--- START OF Exercise materials ---

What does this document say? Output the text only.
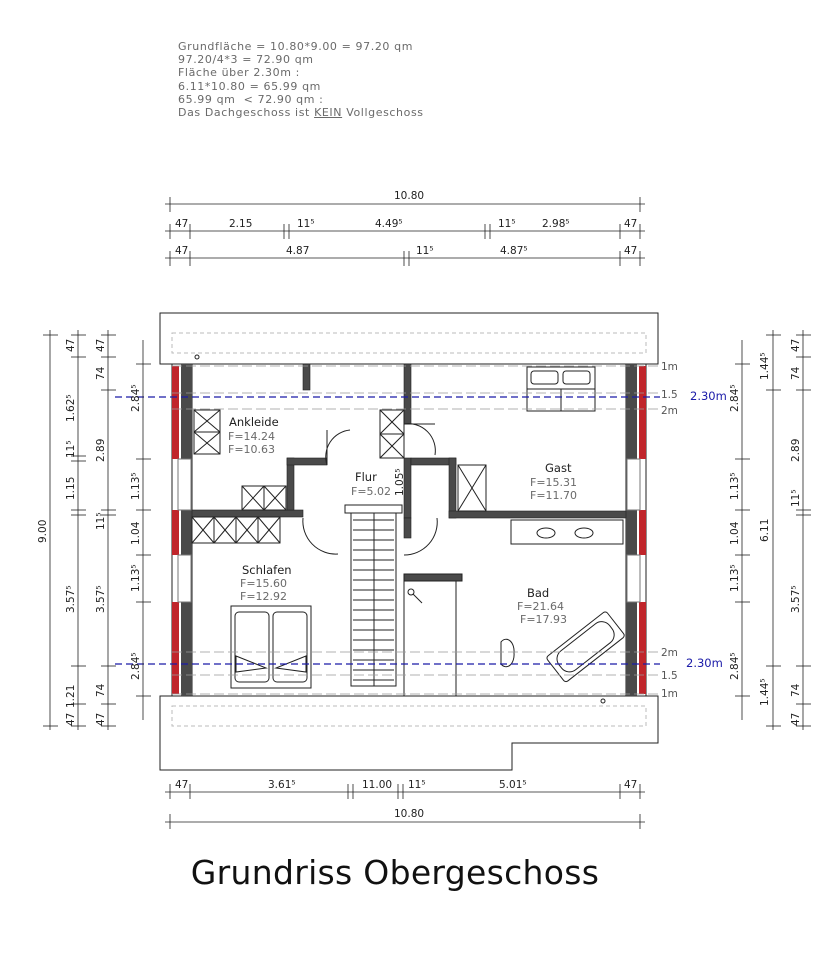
Grundfläche = 10.80*9.00 = 97.20 qm
97.20/4*3 = 72.90 qm
Fläche über 2.30m :
6.11*10.80 = 65.99 qm
65.99 qm  < 72.90 qm :
Das Dachgeschoss ist KEIN Vollgeschoss
2.30m
2.30m
1m
1.5
2m
2m
1.5
1m
Ankleide
F=14.24
F=10.63
Flur
F=5.02 1.05⁵
Gast
F=15.31
F=11.70
Schlafen
F=15.60
F=12.92	Bad
F=21.64
F=17.93
10.80
47	2.15	11⁵	4.49⁵	11⁵	2.98⁵	47
47	4.87	11⁵	4.87⁵	47
47	3.61⁵	11.00 11⁵	5.01⁵	47
10.80
9.00
47
1.62⁵
11⁵
3.57⁵
1.21
47
47
74
2.89
1.15
11⁵
3.57⁵
74
47
2.84⁵
1.13⁵
1.04
1.13⁵
2.84⁵
2.84⁵
1.13⁵
1.04
1.13⁵
2.84⁵
6.11
1.44⁵
1.44⁵
47
74
2.89
11⁵
3.57⁵
74
47
Grundriss Obergeschoss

--- END OF Exercise materials ---

- [Exercise]
Strip out the pictures and quote the remaining data word for word.

- [Result below]
What does this document say? Output the text only.
Grundfläche = 10.80*9.00 = 97.20 qm
97.20/4*3 = 72.90 qm
Fläche über 2.30m :
6.11*10.80 = 65.99 qm
65.99 qm  < 72.90 qm :
Das Dachgeschoss ist KEIN Vollgeschoss
2.30m
2.30m
1m
1.5
2m
2m
1.5
1m
Ankleide
F=14.24
F=10.63
Flur
F=5.02 1.05⁵
Gast
F=15.31
F=11.70
Schlafen
F=15.60
F=12.92	Bad
F=21.64
F=17.93
10.80
47	2.15	11⁵	4.49⁵	11⁵	2.98⁵	47
47	4.87	11⁵	4.87⁵	47
47	3.61⁵	11.00 11⁵	5.01⁵	47
10.80
9.00
47
1.62⁵
11⁵
3.57⁵
1.21
47
47
74
2.89
1.15
11⁵
3.57⁵
74
47
2.84⁵
1.13⁵
1.04
1.13⁵
2.84⁵
2.84⁵
1.13⁵
1.04
1.13⁵
2.84⁵
6.11
1.44⁵
1.44⁵
47
74
2.89
11⁵
3.57⁵
74
47
Grundriss Obergeschoss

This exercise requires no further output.